[Collection entries]

>>>

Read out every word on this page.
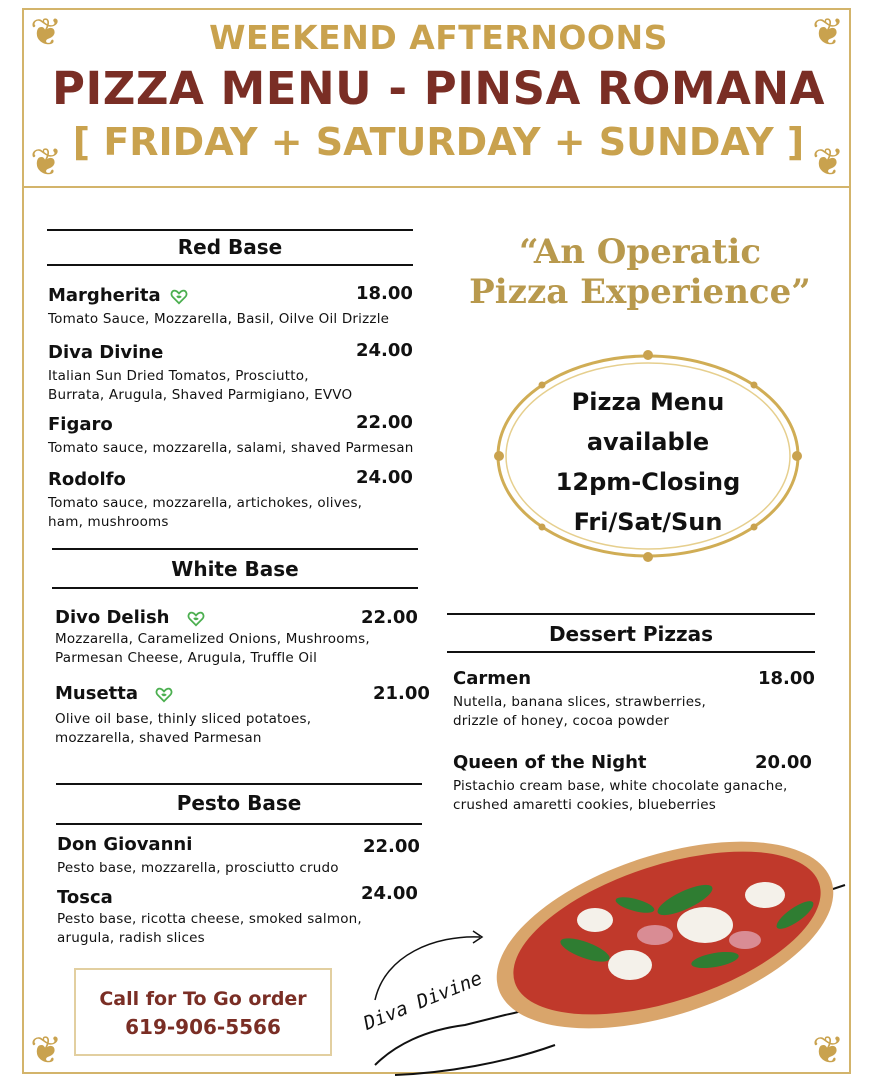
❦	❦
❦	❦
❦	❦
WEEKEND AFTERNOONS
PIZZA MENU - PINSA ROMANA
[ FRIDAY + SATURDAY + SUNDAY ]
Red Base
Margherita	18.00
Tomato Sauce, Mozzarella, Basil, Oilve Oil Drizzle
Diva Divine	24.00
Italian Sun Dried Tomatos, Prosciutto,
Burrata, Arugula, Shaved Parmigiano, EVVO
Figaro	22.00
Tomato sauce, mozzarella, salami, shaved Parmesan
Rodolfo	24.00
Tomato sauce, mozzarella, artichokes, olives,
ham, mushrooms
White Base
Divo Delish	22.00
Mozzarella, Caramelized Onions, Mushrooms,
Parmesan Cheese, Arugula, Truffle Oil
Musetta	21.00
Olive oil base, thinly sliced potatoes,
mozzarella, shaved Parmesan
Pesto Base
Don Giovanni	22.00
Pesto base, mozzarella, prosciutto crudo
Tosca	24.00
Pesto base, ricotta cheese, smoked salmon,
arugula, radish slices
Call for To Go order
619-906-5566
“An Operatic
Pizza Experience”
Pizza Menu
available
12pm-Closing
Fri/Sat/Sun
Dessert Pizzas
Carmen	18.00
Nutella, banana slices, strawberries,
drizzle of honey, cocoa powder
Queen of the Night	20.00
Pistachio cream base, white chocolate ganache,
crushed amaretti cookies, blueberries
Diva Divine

<<<

Given task
Your task is to retype all the entries exactly and leave out any pictures.

Full answer
Read out every word on this page.
❦	❦
❦	❦
❦	❦
WEEKEND AFTERNOONS
PIZZA MENU - PINSA ROMANA
[ FRIDAY + SATURDAY + SUNDAY ]
Red Base
Margherita	18.00
Tomato Sauce, Mozzarella, Basil, Oilve Oil Drizzle
Diva Divine	24.00
Italian Sun Dried Tomatos, Prosciutto,
Burrata, Arugula, Shaved Parmigiano, EVVO
Figaro	22.00
Tomato sauce, mozzarella, salami, shaved Parmesan
Rodolfo	24.00
Tomato sauce, mozzarella, artichokes, olives,
ham, mushrooms
White Base
Divo Delish	22.00
Mozzarella, Caramelized Onions, Mushrooms,
Parmesan Cheese, Arugula, Truffle Oil
Musetta	21.00
Olive oil base, thinly sliced potatoes,
mozzarella, shaved Parmesan
Pesto Base
Don Giovanni	22.00
Pesto base, mozzarella, prosciutto crudo
Tosca	24.00
Pesto base, ricotta cheese, smoked salmon,
arugula, radish slices
Call for To Go order
619-906-5566
“An Operatic
Pizza Experience”
Pizza Menu
available
12pm-Closing
Fri/Sat/Sun
Dessert Pizzas
Carmen	18.00
Nutella, banana slices, strawberries,
drizzle of honey, cocoa powder
Queen of the Night	20.00
Pistachio cream base, white chocolate ganache,
crushed amaretti cookies, blueberries
Diva Divine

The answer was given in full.